▶ Task statement
Return all lines in the material below that contain "Marsh".

### Data provided

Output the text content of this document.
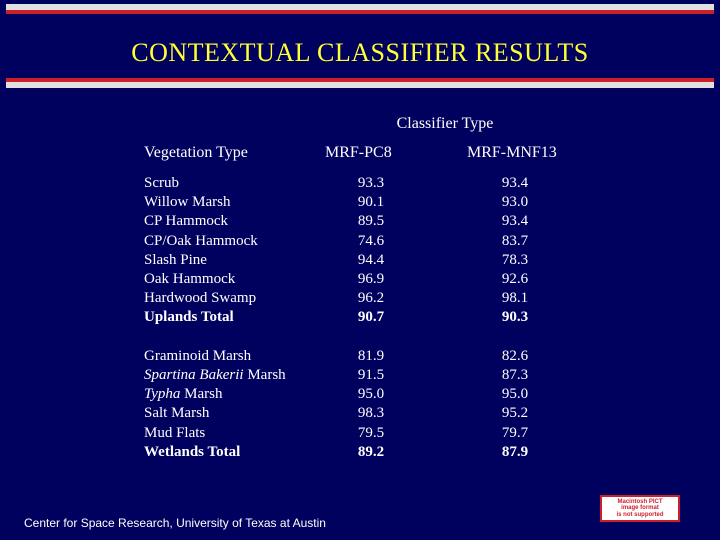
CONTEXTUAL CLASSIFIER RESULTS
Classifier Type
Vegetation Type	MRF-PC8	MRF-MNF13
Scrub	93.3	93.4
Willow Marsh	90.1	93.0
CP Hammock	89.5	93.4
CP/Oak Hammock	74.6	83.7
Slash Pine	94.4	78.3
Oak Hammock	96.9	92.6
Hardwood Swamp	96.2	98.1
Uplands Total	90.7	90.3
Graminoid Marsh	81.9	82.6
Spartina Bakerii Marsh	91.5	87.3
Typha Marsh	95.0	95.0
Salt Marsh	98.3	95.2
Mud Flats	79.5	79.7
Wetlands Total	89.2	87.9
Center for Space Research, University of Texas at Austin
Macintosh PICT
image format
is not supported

######

▶ Worked answer
Willow Marsh	90.1	93.0
Graminoid Marsh	81.9	82.6
Spartina Bakerii Marsh	91.5	87.3
Typha Marsh	95.0	95.0
Salt Marsh	98.3	95.2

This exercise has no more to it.